>> start

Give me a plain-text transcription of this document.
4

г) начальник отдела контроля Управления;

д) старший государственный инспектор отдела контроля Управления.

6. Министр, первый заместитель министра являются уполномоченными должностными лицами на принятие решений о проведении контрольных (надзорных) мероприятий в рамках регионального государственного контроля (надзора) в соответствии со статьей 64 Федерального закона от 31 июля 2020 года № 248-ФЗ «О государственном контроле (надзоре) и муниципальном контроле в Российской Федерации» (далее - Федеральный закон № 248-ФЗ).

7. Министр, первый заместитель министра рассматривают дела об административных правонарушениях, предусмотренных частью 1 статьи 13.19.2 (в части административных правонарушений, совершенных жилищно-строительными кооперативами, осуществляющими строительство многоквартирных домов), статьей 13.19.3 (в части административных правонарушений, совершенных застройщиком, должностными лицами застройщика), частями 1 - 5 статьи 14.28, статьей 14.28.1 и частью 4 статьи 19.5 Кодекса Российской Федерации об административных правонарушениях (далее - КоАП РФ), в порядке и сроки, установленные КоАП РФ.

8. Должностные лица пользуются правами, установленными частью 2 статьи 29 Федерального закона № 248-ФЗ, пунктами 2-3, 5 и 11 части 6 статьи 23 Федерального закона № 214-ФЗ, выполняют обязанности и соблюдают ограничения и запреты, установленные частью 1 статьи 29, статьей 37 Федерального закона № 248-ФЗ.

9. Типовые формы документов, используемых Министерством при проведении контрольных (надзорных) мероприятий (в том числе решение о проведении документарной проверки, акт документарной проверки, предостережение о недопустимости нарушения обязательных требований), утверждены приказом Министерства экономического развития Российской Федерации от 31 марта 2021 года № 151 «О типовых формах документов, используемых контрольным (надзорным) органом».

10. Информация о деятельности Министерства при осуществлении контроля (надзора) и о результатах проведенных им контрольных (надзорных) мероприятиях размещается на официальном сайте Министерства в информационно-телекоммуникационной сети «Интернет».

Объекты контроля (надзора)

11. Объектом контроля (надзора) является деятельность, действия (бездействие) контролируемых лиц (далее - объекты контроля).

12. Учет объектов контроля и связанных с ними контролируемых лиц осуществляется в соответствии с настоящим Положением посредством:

>> end

Challenge.
Restate every entry word for word.

Written response.
Give me a plain-text transcription of this document.
4

г) начальник отдела контроля Управления;

д) старший государственный инспектор отдела контроля Управления.

6. Министр, первый заместитель министра являются уполномоченными должностными лицами на принятие решений о проведении контрольных (надзорных) мероприятий в рамках регионального государственного контроля (надзора) в соответствии со статьей 64 Федерального закона от 31 июля 2020 года № 248-ФЗ «О государственном контроле (надзоре) и муниципальном контроле в Российской Федерации» (далее - Федеральный закон № 248-ФЗ).

7. Министр, первый заместитель министра рассматривают дела об административных правонарушениях, предусмотренных частью 1 статьи 13.19.2 (в части административных правонарушений, совершенных жилищно-строительными кооперативами, осуществляющими строительство многоквартирных домов), статьей 13.19.3 (в части административных правонарушений, совершенных застройщиком, должностными лицами застройщика), частями 1 - 5 статьи 14.28, статьей 14.28.1 и частью 4 статьи 19.5 Кодекса Российской Федерации об административных правонарушениях (далее - КоАП РФ), в порядке и сроки, установленные КоАП РФ.

8. Должностные лица пользуются правами, установленными частью 2 статьи 29 Федерального закона № 248-ФЗ, пунктами 2-3, 5 и 11 части 6 статьи 23 Федерального закона № 214-ФЗ, выполняют обязанности и соблюдают ограничения и запреты, установленные частью 1 статьи 29, статьей 37 Федерального закона № 248-ФЗ.

9. Типовые формы документов, используемых Министерством при проведении контрольных (надзорных) мероприятий (в том числе решение о проведении документарной проверки, акт документарной проверки, предостережение о недопустимости нарушения обязательных требований), утверждены приказом Министерства экономического развития Российской Федерации от 31 марта 2021 года № 151 «О типовых формах документов, используемых контрольным (надзорным) органом».

10. Информация о деятельности Министерства при осуществлении контроля (надзора) и о результатах проведенных им контрольных (надзорных) мероприятиях размещается на официальном сайте Министерства в информационно-телекоммуникационной сети «Интернет».

Объекты контроля (надзора)

11. Объектом контроля (надзора) является деятельность, действия (бездействие) контролируемых лиц (далее - объекты контроля).

12. Учет объектов контроля и связанных с ними контролируемых лиц осуществляется в соответствии с настоящим Положением посредством:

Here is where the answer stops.